Exercise aim: Only the pictures are to be left out; set down the rest of the records exactly.

[Data entries]
>>>>

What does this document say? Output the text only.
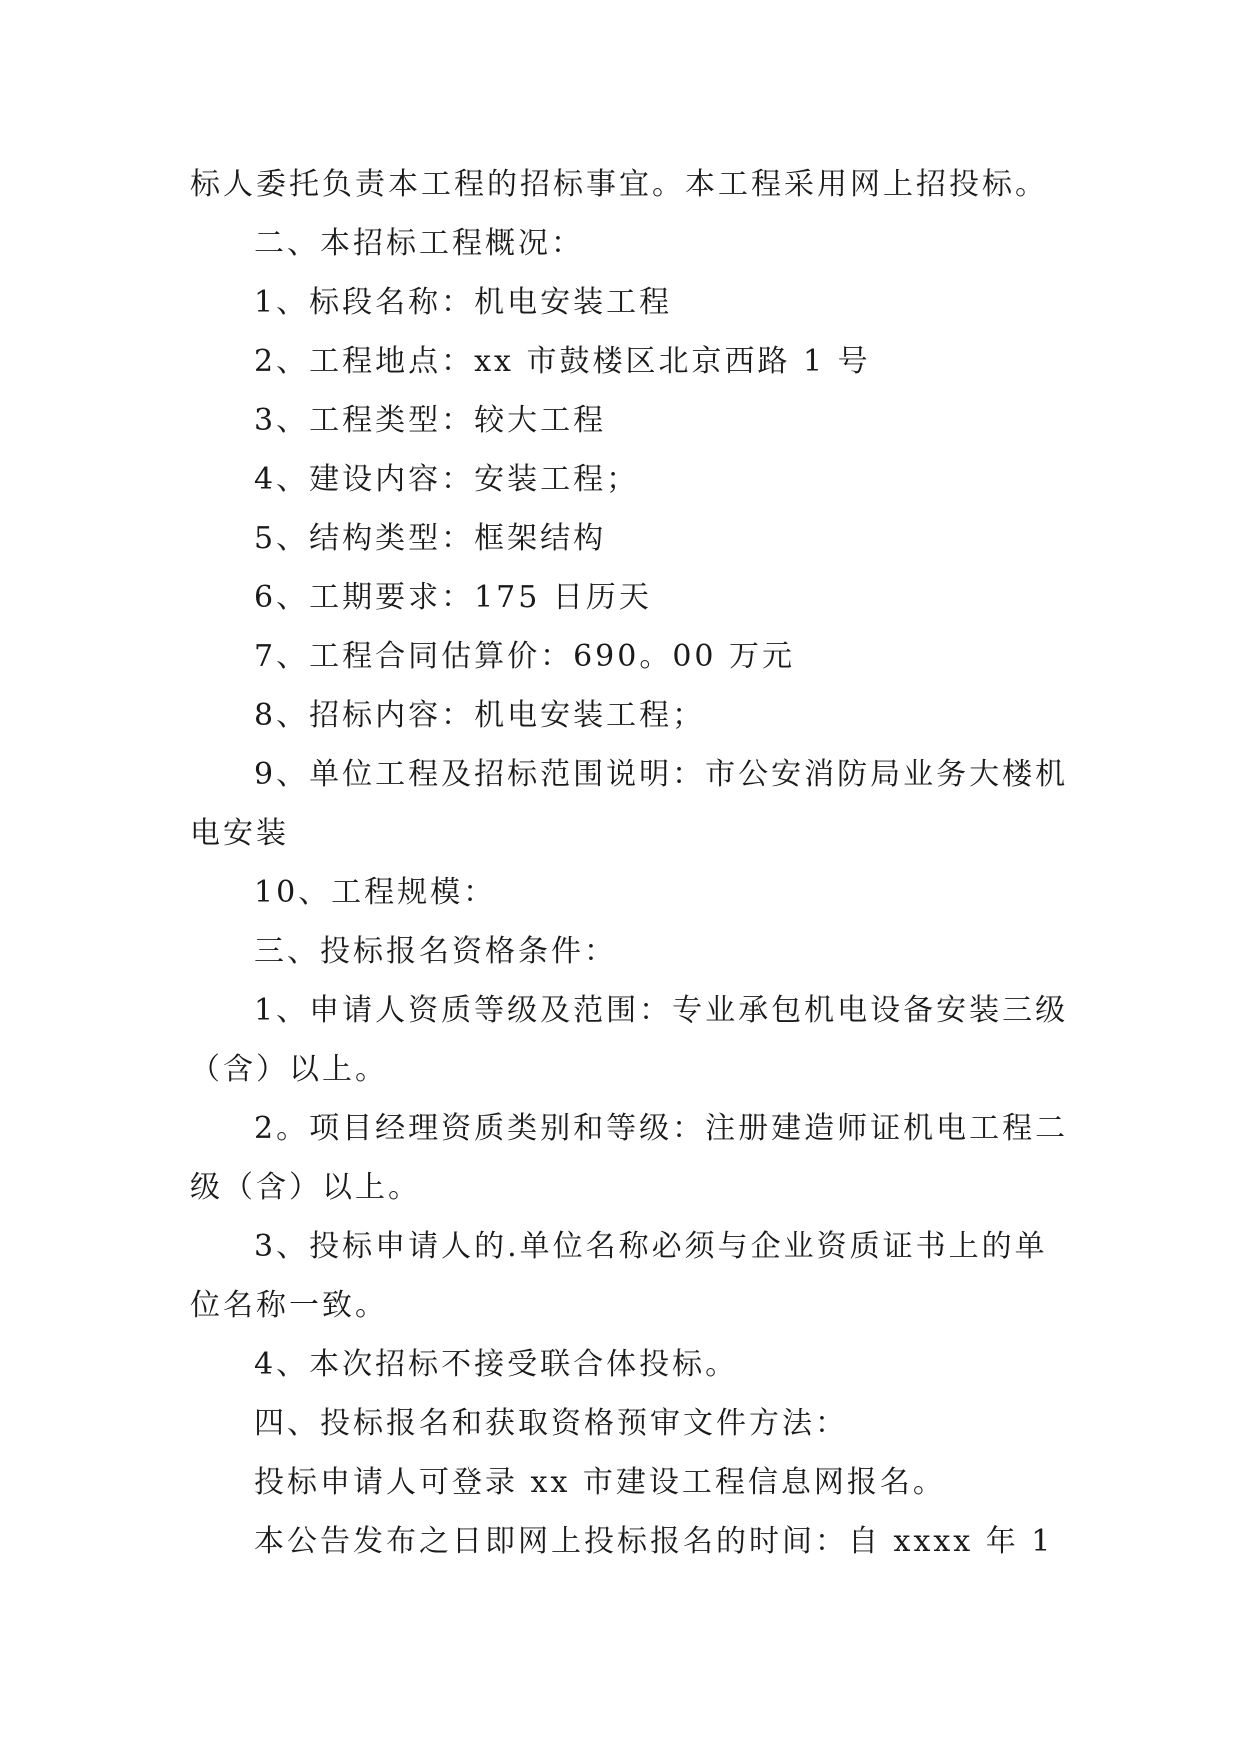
标人委托负责本工程的招标事宜。本工程采用网上招投标。

二、本招标工程概况：

1、标段名称：机电安装工程

2、工程地点：xx 市鼓楼区北京西路 1 号

3、工程类型：较大工程

4、建设内容：安装工程；

5、结构类型：框架结构

6、工期要求：175 日历天

7、工程合同估算价：690。00 万元

8、招标内容：机电安装工程；

9、单位工程及招标范围说明：市公安消防局业务大楼机电安装

10、工程规模：

三、投标报名资格条件：

1、申请人资质等级及范围：专业承包机电设备安装三级（含）以上。

2。项目经理资质类别和等级：注册建造师证机电工程二级（含）以上。

3、投标申请人的.单位名称必须与企业资质证书上的单位名称一致。

4、本次招标不接受联合体投标。

四、投标报名和获取资格预审文件方法：

投标申请人可登录 xx 市建设工程信息网报名。

本公告发布之日即网上投标报名的时间：自 xxxx 年 1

<<<<

Result for this exercise:
What does this document say? Output the text only.
标人委托负责本工程的招标事宜。本工程采用网上招投标。

二、本招标工程概况：

1、标段名称：机电安装工程

2、工程地点：xx 市鼓楼区北京西路 1 号

3、工程类型：较大工程

4、建设内容：安装工程；

5、结构类型：框架结构

6、工期要求：175 日历天

7、工程合同估算价：690。00 万元

8、招标内容：机电安装工程；

9、单位工程及招标范围说明：市公安消防局业务大楼机电安装

10、工程规模：

三、投标报名资格条件：

1、申请人资质等级及范围：专业承包机电设备安装三级（含）以上。

2。项目经理资质类别和等级：注册建造师证机电工程二级（含）以上。

3、投标申请人的.单位名称必须与企业资质证书上的单位名称一致。

4、本次招标不接受联合体投标。

四、投标报名和获取资格预审文件方法：

投标申请人可登录 xx 市建设工程信息网报名。

本公告发布之日即网上投标报名的时间：自 xxxx 年 1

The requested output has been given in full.